**WHAT TO PRODUCE**
Give the material again in full, matching it exactly.

[Figure contents as structured data]
-- BEGIN --

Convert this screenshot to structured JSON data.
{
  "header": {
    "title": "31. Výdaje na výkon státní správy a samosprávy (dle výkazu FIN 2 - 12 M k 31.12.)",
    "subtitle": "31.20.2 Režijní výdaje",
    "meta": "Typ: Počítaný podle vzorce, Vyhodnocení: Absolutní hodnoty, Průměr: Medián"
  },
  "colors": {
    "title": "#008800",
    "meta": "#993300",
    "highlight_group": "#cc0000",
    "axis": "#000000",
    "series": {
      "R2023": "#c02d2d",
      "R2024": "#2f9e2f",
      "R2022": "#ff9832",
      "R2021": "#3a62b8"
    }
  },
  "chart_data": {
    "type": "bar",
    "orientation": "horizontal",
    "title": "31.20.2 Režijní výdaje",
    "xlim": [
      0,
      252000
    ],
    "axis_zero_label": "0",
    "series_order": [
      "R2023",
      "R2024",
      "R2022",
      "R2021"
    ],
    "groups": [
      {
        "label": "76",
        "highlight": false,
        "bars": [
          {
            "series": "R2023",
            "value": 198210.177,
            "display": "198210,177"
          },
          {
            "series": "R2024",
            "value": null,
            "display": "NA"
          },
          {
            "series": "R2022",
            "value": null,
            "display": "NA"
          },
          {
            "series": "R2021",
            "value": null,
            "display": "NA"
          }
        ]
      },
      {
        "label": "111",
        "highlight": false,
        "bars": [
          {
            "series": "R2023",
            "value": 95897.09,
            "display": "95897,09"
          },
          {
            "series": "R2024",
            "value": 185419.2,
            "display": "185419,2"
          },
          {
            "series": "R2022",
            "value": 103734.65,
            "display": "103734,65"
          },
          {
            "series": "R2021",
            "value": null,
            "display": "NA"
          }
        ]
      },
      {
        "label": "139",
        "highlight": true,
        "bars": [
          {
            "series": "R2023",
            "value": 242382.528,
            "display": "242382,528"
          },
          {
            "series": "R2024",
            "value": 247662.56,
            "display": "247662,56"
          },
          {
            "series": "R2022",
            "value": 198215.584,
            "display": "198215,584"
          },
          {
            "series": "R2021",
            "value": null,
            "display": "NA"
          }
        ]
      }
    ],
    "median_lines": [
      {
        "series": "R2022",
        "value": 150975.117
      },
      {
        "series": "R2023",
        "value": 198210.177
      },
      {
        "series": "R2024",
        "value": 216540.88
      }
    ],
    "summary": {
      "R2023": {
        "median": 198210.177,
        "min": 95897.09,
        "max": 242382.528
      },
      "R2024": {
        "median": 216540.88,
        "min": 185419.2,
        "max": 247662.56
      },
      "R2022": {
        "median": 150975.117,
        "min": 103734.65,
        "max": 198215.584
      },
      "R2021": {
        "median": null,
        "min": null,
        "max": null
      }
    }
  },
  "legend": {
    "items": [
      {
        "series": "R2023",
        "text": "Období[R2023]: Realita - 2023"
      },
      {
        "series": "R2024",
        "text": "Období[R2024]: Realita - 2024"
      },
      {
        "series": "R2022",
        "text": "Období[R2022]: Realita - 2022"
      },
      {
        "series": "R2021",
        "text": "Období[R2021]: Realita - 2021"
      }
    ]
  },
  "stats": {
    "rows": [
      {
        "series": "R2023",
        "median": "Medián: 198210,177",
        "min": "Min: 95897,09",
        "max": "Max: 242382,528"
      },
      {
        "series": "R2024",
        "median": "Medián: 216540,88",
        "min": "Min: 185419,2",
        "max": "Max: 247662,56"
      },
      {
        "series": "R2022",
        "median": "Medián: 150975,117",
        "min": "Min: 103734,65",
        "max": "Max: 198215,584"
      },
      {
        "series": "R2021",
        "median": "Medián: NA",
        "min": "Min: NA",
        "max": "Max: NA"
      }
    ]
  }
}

-- END --

**OUTPUT FOR THIS TASK**
Convert this screenshot to structured JSON data.
{
  "header": {
    "title": "31. Výdaje na výkon státní správy a samosprávy (dle výkazu FIN 2 - 12 M k 31.12.)",
    "subtitle": "31.20.2 Režijní výdaje",
    "meta": "Typ: Počítaný podle vzorce, Vyhodnocení: Absolutní hodnoty, Průměr: Medián"
  },
  "colors": {
    "title": "#008800",
    "meta": "#993300",
    "highlight_group": "#cc0000",
    "axis": "#000000",
    "series": {
      "R2023": "#c02d2d",
      "R2024": "#2f9e2f",
      "R2022": "#ff9832",
      "R2021": "#3a62b8"
    }
  },
  "chart_data": {
    "type": "bar",
    "orientation": "horizontal",
    "title": "31.20.2 Režijní výdaje",
    "xlim": [
      0,
      252000
    ],
    "axis_zero_label": "0",
    "series_order": [
      "R2023",
      "R2024",
      "R2022",
      "R2021"
    ],
    "groups": [
      {
        "label": "76",
        "highlight": false,
        "bars": [
          {
            "series": "R2023",
            "value": 198210.177,
            "display": "198210,177"
          },
          {
            "series": "R2024",
            "value": null,
            "display": "NA"
          },
          {
            "series": "R2022",
            "value": null,
            "display": "NA"
          },
          {
            "series": "R2021",
            "value": null,
            "display": "NA"
          }
        ]
      },
      {
        "label": "111",
        "highlight": false,
        "bars": [
          {
            "series": "R2023",
            "value": 95897.09,
            "display": "95897,09"
          },
          {
            "series": "R2024",
            "value": 185419.2,
            "display": "185419,2"
          },
          {
            "series": "R2022",
            "value": 103734.65,
            "display": "103734,65"
          },
          {
            "series": "R2021",
            "value": null,
            "display": "NA"
          }
        ]
      },
      {
        "label": "139",
        "highlight": true,
        "bars": [
          {
            "series": "R2023",
            "value": 242382.528,
            "display": "242382,528"
          },
          {
            "series": "R2024",
            "value": 247662.56,
            "display": "247662,56"
          },
          {
            "series": "R2022",
            "value": 198215.584,
            "display": "198215,584"
          },
          {
            "series": "R2021",
            "value": null,
            "display": "NA"
          }
        ]
      }
    ],
    "median_lines": [
      {
        "series": "R2022",
        "value": 150975.117
      },
      {
        "series": "R2023",
        "value": 198210.177
      },
      {
        "series": "R2024",
        "value": 216540.88
      }
    ],
    "summary": {
      "R2023": {
        "median": 198210.177,
        "min": 95897.09,
        "max": 242382.528
      },
      "R2024": {
        "median": 216540.88,
        "min": 185419.2,
        "max": 247662.56
      },
      "R2022": {
        "median": 150975.117,
        "min": 103734.65,
        "max": 198215.584
      },
      "R2021": {
        "median": null,
        "min": null,
        "max": null
      }
    }
  },
  "legend": {
    "items": [
      {
        "series": "R2023",
        "text": "Období[R2023]: Realita - 2023"
      },
      {
        "series": "R2024",
        "text": "Období[R2024]: Realita - 2024"
      },
      {
        "series": "R2022",
        "text": "Období[R2022]: Realita - 2022"
      },
      {
        "series": "R2021",
        "text": "Období[R2021]: Realita - 2021"
      }
    ]
  },
  "stats": {
    "rows": [
      {
        "series": "R2023",
        "median": "Medián: 198210,177",
        "min": "Min: 95897,09",
        "max": "Max: 242382,528"
      },
      {
        "series": "R2024",
        "median": "Medián: 216540,88",
        "min": "Min: 185419,2",
        "max": "Max: 247662,56"
      },
      {
        "series": "R2022",
        "median": "Medián: 150975,117",
        "min": "Min: 103734,65",
        "max": "Max: 198215,584"
      },
      {
        "series": "R2021",
        "median": "Medián: NA",
        "min": "Min: NA",
        "max": "Max: NA"
      }
    ]
  }
}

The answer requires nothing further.